== Records for this exercise ==

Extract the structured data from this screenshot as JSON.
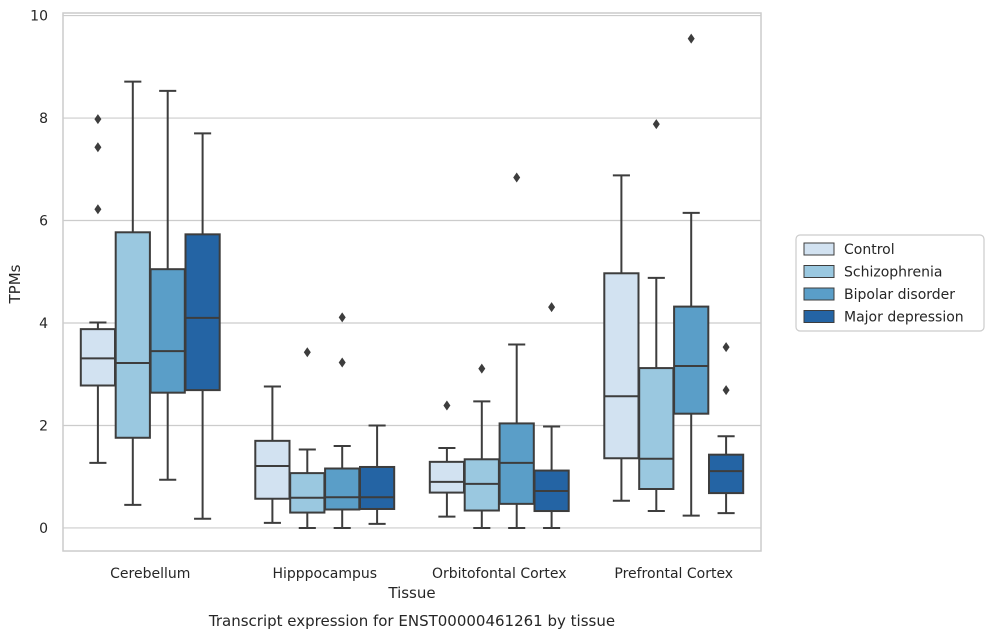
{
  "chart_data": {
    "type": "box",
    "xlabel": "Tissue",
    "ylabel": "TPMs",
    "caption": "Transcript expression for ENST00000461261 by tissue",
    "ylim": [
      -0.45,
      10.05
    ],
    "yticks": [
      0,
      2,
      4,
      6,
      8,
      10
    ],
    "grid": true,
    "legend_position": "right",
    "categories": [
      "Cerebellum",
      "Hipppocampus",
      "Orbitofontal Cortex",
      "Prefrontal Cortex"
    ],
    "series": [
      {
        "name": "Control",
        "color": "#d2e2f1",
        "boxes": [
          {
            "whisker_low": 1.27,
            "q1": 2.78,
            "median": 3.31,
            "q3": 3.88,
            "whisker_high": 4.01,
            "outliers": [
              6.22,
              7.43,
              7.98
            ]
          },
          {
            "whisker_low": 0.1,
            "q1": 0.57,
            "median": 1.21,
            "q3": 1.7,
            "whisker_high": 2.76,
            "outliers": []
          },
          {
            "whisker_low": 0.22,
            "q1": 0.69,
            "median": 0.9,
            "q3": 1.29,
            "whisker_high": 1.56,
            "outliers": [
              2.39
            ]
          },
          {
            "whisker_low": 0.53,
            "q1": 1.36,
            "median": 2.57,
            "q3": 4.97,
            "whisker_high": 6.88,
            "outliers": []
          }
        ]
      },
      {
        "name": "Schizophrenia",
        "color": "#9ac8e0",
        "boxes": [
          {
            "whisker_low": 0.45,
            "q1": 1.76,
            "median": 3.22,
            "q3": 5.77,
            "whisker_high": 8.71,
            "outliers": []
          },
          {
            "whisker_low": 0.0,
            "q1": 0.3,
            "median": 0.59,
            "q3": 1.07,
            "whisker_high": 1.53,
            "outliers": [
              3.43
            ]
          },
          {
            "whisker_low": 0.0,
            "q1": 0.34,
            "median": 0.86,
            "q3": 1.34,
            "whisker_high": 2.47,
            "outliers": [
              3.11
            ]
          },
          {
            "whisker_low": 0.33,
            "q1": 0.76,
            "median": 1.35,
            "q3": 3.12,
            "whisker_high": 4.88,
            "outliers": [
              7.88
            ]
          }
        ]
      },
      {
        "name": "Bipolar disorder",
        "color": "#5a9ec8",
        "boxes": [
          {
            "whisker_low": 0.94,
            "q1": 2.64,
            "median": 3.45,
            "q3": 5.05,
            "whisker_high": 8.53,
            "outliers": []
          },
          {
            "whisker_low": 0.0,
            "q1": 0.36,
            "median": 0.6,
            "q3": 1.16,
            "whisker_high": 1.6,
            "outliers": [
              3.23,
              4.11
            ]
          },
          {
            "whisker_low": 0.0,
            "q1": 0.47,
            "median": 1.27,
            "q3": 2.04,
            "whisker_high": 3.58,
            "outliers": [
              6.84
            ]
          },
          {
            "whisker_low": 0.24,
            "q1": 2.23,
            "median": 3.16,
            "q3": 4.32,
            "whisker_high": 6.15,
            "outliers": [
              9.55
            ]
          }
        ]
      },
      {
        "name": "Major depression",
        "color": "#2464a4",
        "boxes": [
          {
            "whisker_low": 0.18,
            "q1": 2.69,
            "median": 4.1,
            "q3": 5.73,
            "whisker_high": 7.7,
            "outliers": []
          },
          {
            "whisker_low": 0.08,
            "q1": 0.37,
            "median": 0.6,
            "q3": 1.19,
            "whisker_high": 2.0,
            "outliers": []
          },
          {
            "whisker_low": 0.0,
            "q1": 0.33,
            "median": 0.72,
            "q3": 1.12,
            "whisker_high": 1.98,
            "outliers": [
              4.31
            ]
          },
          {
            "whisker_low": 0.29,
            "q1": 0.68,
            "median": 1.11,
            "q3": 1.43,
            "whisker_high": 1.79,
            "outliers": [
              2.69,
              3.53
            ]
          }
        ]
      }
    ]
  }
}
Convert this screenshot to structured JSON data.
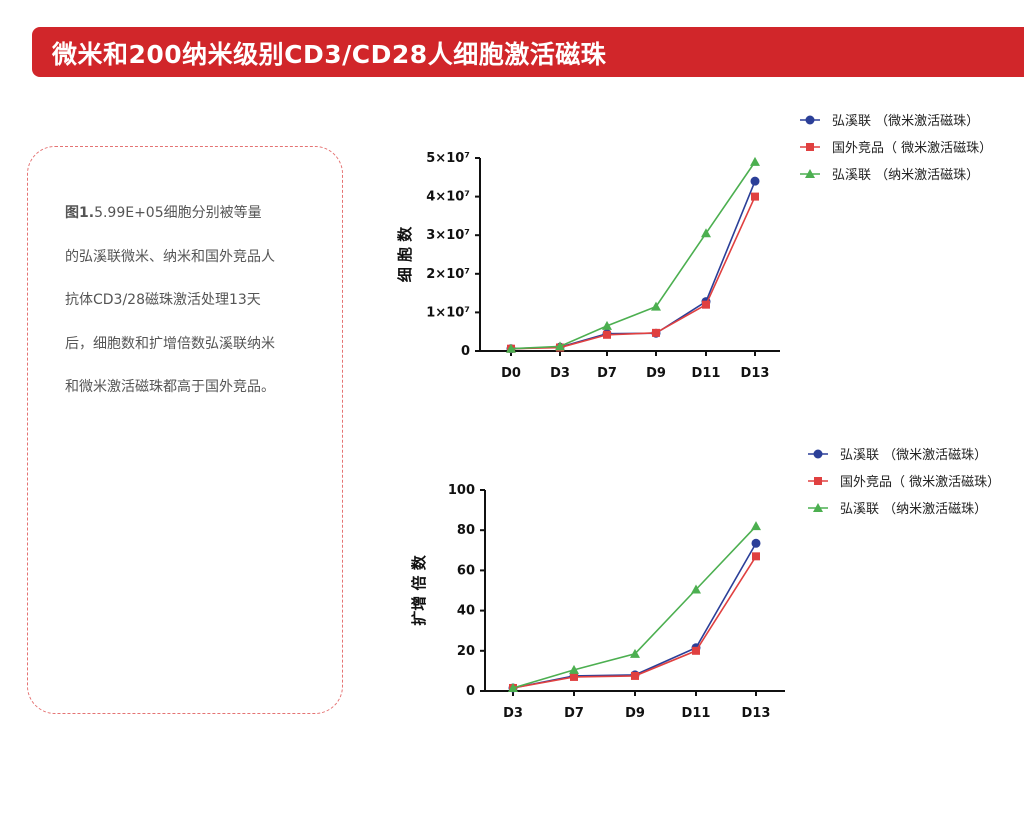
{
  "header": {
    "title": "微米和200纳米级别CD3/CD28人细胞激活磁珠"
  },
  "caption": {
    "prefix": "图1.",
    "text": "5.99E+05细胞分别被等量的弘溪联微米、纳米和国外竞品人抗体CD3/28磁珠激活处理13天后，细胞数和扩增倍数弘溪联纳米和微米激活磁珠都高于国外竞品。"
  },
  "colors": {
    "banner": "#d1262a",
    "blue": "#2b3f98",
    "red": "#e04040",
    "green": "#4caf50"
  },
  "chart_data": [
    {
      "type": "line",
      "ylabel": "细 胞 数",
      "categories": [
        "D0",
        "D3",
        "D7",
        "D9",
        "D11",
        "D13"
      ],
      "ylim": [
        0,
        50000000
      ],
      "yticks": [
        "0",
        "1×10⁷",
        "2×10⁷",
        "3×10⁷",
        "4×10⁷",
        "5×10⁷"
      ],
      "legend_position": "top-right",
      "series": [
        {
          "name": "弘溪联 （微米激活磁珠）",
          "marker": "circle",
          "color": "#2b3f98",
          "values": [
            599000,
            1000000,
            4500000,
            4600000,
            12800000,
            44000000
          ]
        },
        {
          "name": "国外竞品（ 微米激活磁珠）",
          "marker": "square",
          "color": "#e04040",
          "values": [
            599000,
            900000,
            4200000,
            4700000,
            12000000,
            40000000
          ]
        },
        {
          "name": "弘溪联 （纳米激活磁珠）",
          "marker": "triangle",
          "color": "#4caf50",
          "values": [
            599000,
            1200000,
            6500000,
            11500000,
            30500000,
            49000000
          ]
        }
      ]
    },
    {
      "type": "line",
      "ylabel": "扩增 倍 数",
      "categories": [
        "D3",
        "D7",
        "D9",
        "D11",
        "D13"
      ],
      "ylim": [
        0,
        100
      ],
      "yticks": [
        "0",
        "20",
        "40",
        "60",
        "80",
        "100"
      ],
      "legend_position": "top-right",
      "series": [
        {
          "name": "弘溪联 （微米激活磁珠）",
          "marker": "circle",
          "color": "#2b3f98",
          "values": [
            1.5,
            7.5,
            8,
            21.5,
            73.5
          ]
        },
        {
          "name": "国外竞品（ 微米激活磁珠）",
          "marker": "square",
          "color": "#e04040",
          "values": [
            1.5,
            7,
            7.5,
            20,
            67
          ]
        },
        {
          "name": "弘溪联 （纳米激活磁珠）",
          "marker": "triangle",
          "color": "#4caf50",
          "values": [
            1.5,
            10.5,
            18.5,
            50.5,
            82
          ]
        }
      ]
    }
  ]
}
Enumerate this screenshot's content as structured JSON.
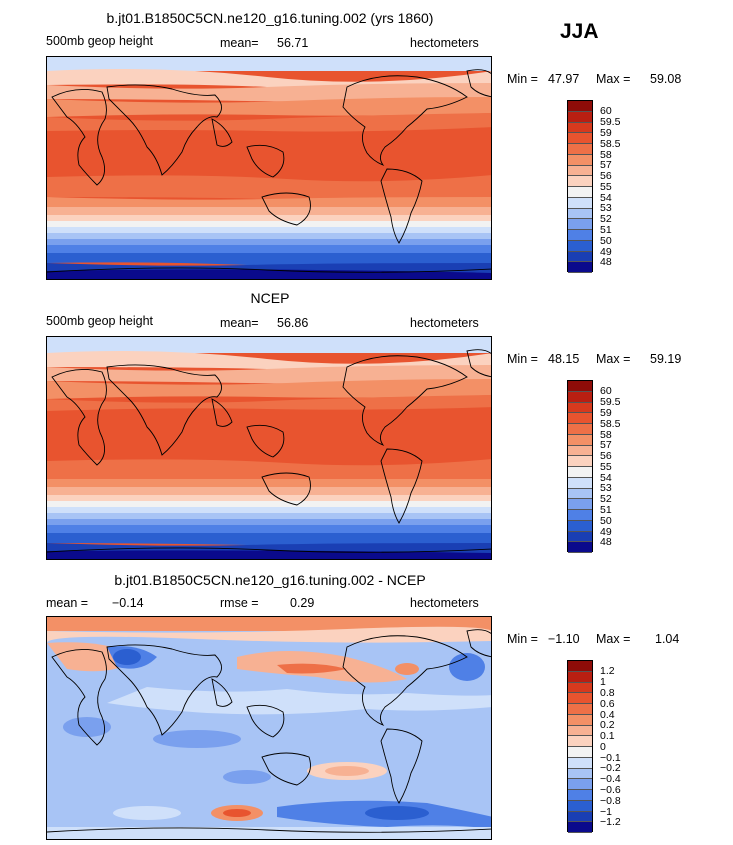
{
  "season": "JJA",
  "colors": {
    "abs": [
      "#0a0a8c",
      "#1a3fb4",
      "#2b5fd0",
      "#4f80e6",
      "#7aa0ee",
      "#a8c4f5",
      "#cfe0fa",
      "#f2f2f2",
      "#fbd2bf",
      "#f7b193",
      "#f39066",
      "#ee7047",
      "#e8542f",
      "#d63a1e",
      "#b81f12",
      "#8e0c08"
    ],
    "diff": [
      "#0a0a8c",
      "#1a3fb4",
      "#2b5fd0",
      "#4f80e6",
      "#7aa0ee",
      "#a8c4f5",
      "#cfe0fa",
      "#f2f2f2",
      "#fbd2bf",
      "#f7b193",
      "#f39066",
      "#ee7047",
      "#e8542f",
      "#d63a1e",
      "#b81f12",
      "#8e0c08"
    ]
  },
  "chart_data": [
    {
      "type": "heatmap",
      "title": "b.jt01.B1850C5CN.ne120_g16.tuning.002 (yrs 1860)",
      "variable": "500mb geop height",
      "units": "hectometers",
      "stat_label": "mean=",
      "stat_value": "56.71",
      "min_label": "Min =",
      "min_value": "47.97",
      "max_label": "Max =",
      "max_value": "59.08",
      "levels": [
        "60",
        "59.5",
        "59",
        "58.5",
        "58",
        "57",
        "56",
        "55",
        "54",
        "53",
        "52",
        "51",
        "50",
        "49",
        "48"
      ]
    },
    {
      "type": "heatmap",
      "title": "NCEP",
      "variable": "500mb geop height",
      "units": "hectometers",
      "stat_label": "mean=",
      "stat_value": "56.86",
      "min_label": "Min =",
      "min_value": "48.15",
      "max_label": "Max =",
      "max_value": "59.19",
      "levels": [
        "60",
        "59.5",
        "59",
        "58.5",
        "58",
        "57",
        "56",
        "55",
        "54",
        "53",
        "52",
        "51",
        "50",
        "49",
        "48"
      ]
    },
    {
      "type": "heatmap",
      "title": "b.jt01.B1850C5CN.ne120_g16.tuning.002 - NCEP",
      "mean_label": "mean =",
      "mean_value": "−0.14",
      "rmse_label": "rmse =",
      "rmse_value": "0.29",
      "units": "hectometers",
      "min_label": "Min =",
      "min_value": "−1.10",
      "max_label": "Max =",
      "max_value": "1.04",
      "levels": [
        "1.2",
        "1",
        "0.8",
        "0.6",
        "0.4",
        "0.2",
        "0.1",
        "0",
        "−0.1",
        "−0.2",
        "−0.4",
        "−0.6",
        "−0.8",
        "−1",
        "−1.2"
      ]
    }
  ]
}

===

Work to be completed
Show every line where the string "caption" appears.

Result of this exercise
    "caption": "Transcript expression for ENST00000461261 by tissue",
  "caption": {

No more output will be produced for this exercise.